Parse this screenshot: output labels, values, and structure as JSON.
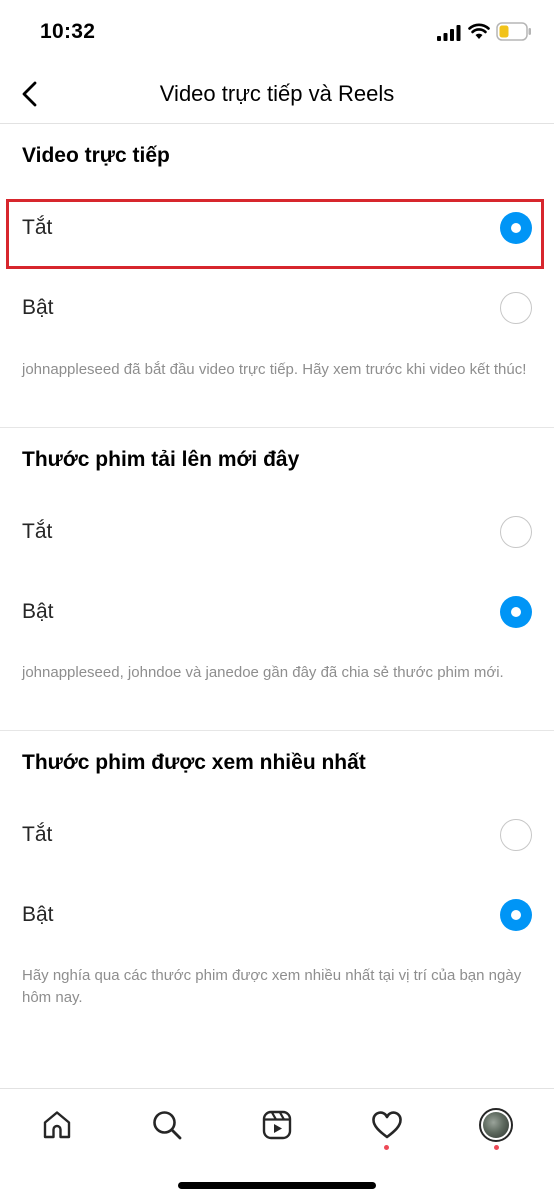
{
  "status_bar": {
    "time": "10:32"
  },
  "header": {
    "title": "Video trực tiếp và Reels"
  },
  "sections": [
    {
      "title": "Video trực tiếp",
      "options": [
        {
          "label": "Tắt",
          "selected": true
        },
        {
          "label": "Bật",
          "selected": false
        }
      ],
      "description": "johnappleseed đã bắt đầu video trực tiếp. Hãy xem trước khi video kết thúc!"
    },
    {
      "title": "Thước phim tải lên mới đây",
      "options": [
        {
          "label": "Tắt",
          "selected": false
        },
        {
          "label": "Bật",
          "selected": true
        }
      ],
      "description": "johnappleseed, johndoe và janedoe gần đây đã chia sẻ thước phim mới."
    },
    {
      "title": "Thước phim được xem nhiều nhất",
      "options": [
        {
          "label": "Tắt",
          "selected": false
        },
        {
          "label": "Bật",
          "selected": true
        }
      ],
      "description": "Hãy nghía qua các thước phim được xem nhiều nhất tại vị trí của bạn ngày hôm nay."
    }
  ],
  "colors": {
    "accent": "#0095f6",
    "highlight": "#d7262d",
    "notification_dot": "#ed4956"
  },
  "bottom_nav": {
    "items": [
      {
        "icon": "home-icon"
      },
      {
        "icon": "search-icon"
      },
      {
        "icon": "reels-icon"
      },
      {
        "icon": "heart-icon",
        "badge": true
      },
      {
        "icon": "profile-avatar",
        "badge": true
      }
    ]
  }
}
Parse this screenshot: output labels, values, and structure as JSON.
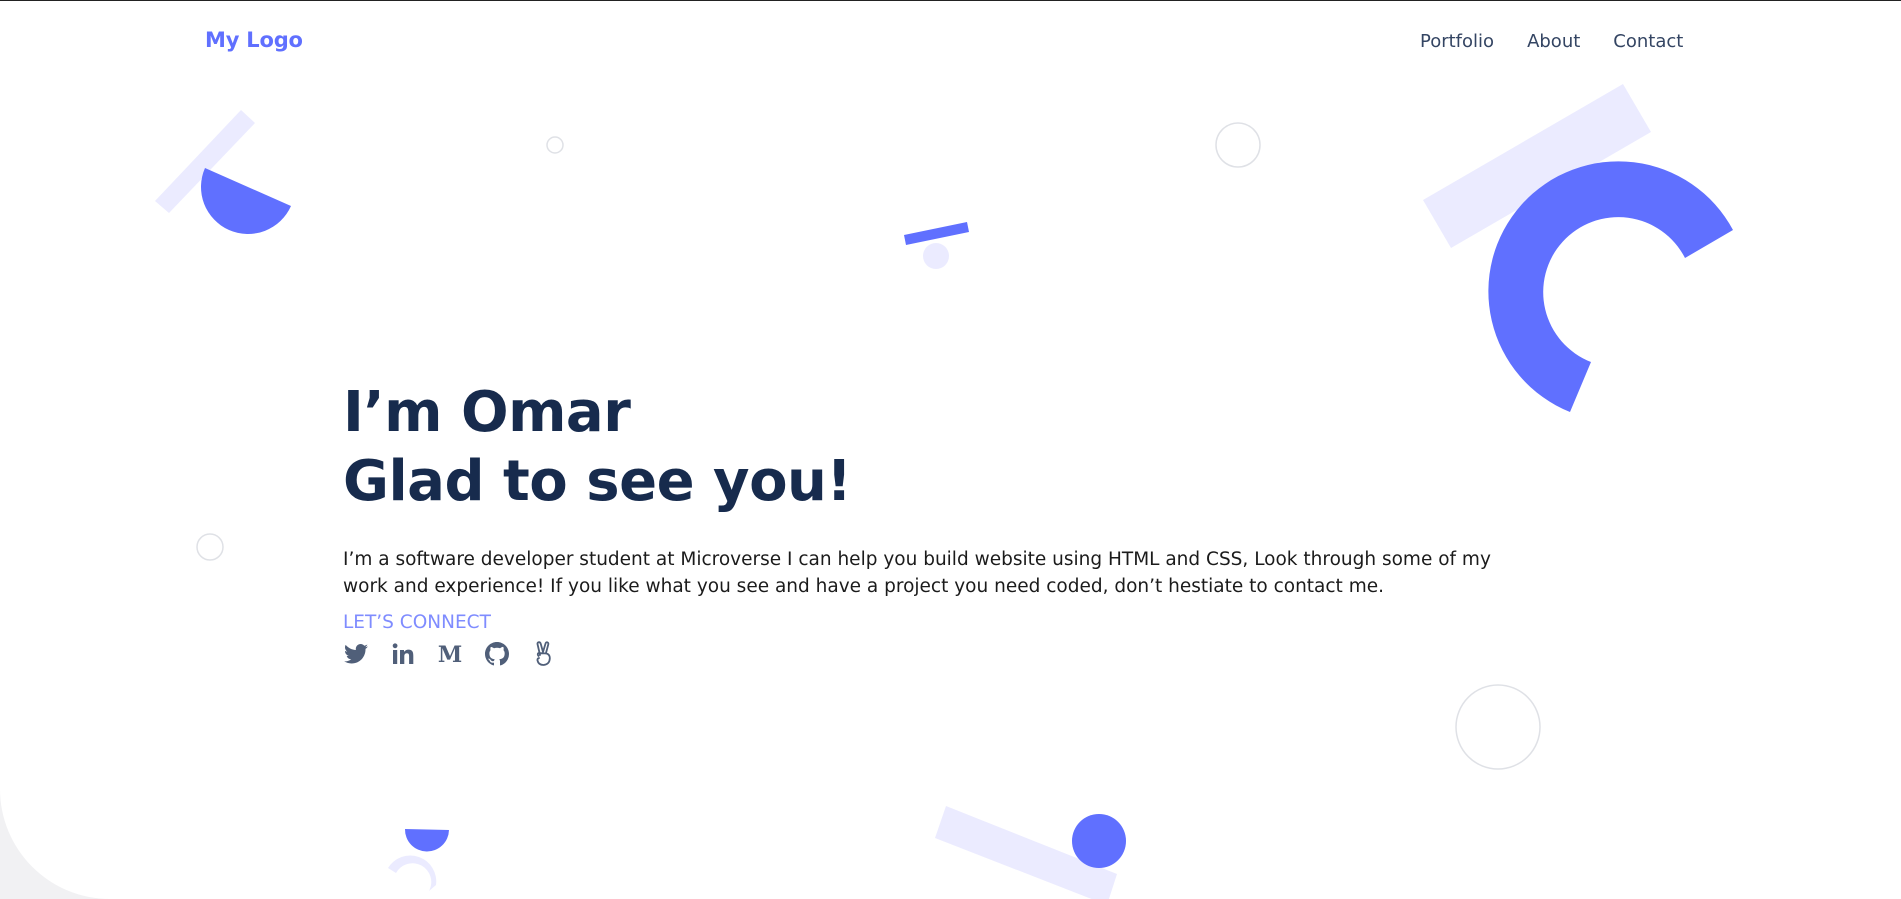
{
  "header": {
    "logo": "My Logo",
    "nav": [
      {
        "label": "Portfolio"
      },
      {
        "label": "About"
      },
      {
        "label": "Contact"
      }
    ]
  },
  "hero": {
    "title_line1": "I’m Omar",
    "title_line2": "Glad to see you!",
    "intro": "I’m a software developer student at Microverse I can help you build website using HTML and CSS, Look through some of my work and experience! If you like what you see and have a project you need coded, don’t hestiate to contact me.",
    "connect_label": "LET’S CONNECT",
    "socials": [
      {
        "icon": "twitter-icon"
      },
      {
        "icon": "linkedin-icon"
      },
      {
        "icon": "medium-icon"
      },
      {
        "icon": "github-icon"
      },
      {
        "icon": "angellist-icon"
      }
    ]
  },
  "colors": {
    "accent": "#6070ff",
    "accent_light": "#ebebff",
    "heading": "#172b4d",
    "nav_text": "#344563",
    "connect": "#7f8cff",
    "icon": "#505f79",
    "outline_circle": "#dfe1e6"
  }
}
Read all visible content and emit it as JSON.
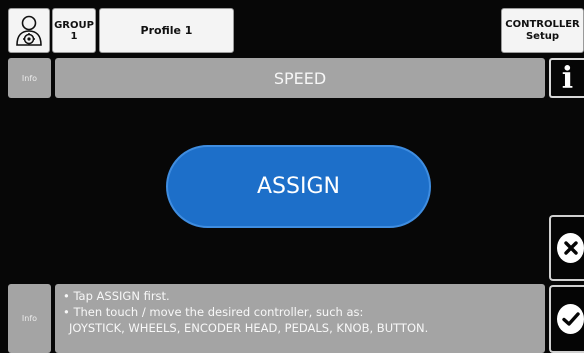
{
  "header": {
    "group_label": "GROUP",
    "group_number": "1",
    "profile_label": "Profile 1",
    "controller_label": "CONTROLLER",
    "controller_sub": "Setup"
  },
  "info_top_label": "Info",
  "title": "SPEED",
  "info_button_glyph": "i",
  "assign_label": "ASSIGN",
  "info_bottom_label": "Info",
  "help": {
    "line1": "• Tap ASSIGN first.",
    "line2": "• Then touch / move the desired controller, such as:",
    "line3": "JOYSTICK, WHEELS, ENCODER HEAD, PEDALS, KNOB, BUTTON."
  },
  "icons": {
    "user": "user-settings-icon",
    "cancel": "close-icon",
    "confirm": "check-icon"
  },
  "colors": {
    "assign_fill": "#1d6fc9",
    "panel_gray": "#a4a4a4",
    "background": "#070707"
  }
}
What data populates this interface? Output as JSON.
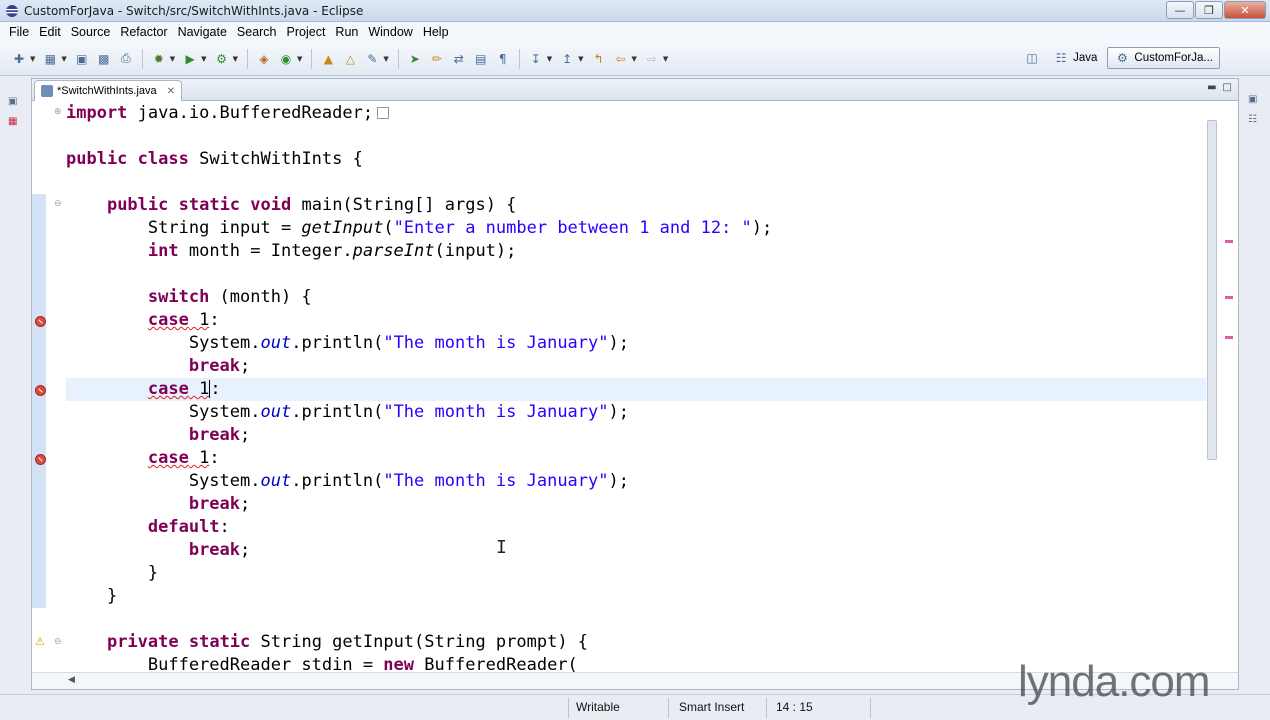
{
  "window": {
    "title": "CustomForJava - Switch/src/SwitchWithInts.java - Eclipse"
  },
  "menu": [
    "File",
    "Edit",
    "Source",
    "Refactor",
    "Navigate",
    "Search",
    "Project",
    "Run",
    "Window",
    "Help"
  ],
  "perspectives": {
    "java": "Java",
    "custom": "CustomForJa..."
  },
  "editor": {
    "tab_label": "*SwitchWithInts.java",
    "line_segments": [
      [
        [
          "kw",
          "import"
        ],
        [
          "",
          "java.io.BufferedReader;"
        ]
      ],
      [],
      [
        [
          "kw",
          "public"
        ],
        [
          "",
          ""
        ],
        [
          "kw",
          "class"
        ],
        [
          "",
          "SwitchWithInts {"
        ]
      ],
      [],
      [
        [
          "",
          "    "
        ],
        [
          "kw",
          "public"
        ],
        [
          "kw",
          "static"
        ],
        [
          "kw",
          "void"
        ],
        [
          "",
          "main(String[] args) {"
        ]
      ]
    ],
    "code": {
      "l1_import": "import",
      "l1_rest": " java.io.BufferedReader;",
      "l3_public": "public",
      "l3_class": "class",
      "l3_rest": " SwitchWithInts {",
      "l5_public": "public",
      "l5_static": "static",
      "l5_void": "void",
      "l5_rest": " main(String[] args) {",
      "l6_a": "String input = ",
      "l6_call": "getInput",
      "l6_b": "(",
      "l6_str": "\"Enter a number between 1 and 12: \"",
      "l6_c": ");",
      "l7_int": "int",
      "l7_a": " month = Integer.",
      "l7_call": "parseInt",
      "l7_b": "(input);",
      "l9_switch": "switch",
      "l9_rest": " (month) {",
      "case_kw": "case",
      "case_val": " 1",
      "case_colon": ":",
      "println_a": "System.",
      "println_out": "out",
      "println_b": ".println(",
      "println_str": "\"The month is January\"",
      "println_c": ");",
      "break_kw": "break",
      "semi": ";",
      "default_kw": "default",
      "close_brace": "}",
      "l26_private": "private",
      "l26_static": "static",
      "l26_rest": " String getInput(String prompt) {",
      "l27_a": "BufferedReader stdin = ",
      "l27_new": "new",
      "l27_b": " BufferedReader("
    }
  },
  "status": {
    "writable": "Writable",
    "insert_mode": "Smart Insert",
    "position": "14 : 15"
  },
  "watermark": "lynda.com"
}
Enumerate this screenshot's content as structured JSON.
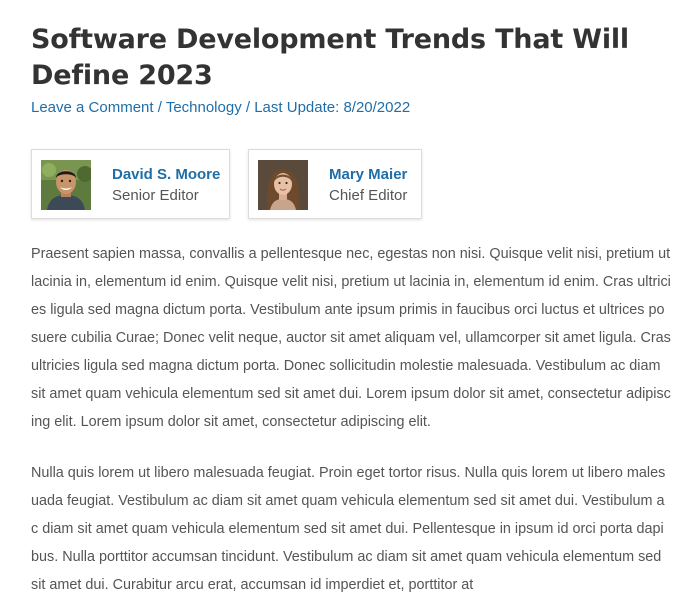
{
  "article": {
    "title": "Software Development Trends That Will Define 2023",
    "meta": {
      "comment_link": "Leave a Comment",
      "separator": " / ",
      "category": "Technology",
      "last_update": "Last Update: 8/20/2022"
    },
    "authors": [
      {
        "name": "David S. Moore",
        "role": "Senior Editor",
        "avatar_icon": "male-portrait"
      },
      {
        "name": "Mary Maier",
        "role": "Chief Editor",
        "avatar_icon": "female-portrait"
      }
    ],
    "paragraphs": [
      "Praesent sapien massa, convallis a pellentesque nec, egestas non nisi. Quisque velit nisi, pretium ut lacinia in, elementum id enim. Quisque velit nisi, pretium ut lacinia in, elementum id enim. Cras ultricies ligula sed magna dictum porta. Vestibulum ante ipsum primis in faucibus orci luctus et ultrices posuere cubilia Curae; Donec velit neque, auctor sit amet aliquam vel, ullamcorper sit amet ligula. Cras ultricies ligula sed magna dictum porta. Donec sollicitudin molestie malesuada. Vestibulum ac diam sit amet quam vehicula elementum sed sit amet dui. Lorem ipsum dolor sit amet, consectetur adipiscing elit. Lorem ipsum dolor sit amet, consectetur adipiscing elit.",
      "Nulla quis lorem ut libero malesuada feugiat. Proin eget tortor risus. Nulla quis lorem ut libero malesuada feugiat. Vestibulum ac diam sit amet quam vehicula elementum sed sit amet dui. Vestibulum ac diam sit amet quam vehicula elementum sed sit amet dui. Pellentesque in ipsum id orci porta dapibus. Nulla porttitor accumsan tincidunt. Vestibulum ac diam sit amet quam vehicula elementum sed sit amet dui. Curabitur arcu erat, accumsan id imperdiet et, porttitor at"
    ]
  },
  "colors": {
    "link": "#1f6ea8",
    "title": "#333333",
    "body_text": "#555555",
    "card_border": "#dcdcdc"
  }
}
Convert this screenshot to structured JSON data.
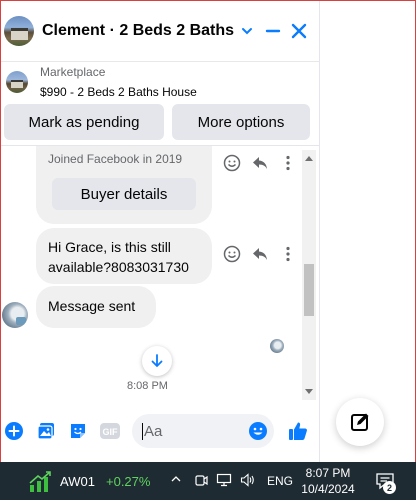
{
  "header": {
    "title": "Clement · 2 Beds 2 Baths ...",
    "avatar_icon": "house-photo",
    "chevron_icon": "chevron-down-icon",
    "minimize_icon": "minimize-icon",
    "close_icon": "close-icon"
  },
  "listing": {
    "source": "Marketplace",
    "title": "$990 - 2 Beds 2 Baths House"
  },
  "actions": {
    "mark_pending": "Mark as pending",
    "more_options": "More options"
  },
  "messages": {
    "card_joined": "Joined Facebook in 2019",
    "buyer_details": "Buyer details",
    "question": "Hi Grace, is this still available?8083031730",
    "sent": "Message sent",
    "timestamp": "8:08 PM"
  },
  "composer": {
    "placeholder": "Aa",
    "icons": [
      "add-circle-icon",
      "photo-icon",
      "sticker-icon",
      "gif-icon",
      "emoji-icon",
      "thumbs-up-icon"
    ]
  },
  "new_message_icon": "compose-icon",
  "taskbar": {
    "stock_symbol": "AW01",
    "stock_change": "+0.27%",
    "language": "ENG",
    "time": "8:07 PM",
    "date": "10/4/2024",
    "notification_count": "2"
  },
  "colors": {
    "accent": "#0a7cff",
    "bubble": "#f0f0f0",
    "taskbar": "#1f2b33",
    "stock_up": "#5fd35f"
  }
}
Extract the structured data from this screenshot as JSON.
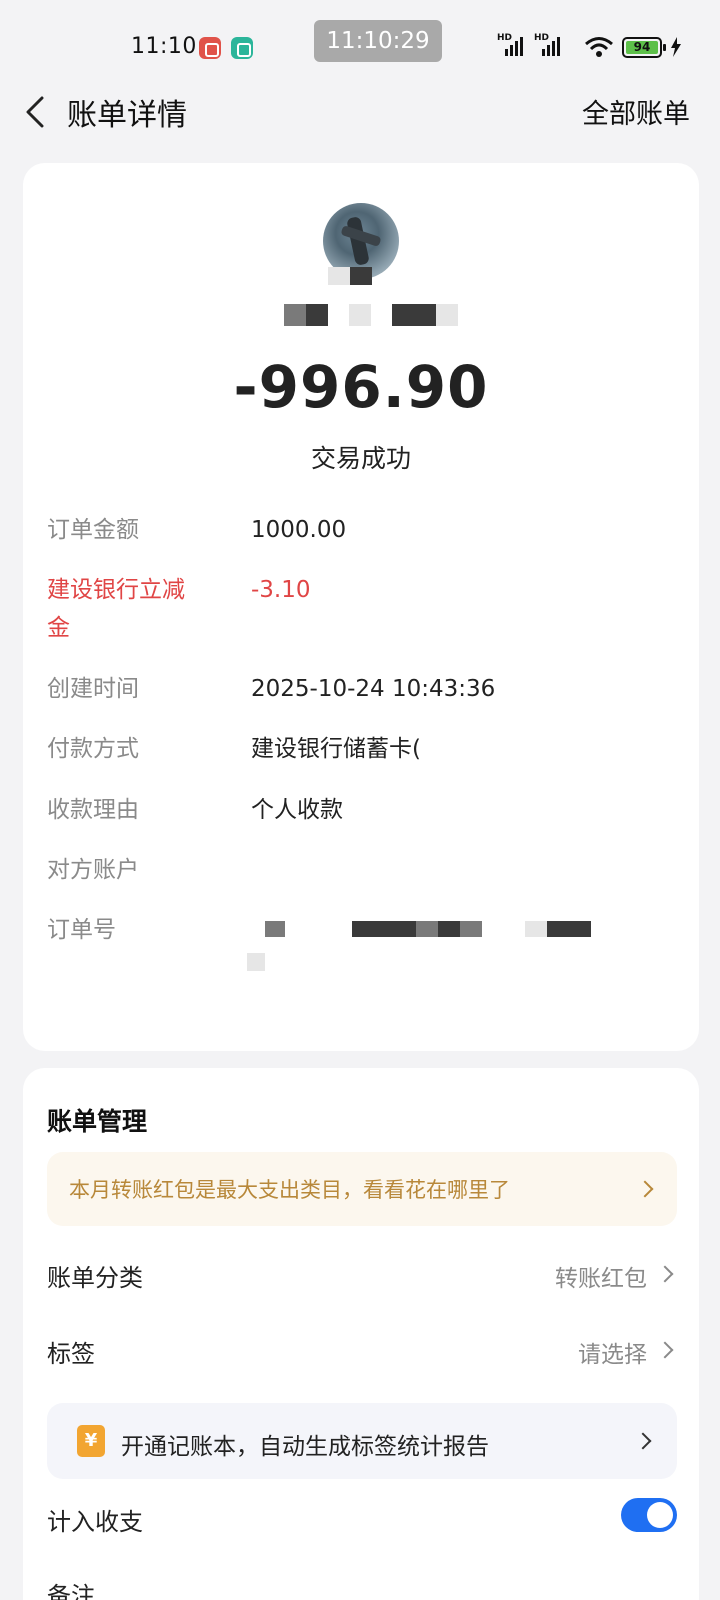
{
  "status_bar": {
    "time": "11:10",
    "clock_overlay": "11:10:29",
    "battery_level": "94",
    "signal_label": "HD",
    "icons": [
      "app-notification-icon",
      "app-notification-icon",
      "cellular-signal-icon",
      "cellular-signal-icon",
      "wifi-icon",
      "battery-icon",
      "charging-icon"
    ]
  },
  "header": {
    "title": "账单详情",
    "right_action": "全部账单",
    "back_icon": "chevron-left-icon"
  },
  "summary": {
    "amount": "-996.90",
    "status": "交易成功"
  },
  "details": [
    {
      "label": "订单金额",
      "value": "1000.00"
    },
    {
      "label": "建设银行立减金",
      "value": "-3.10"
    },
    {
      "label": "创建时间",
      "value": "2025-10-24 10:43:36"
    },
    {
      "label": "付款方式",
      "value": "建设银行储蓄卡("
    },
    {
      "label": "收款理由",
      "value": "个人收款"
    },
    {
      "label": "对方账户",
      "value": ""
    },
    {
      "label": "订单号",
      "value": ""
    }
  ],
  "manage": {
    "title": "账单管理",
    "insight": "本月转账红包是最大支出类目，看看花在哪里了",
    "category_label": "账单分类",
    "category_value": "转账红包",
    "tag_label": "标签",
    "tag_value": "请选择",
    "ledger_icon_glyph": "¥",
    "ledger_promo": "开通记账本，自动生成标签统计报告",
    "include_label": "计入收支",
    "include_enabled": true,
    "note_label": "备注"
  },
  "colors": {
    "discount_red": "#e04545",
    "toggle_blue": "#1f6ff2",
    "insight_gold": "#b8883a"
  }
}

---

** Task directions **
Of the lines above, how many hold the word "String"? Say the number alone.

** Finished answer **
4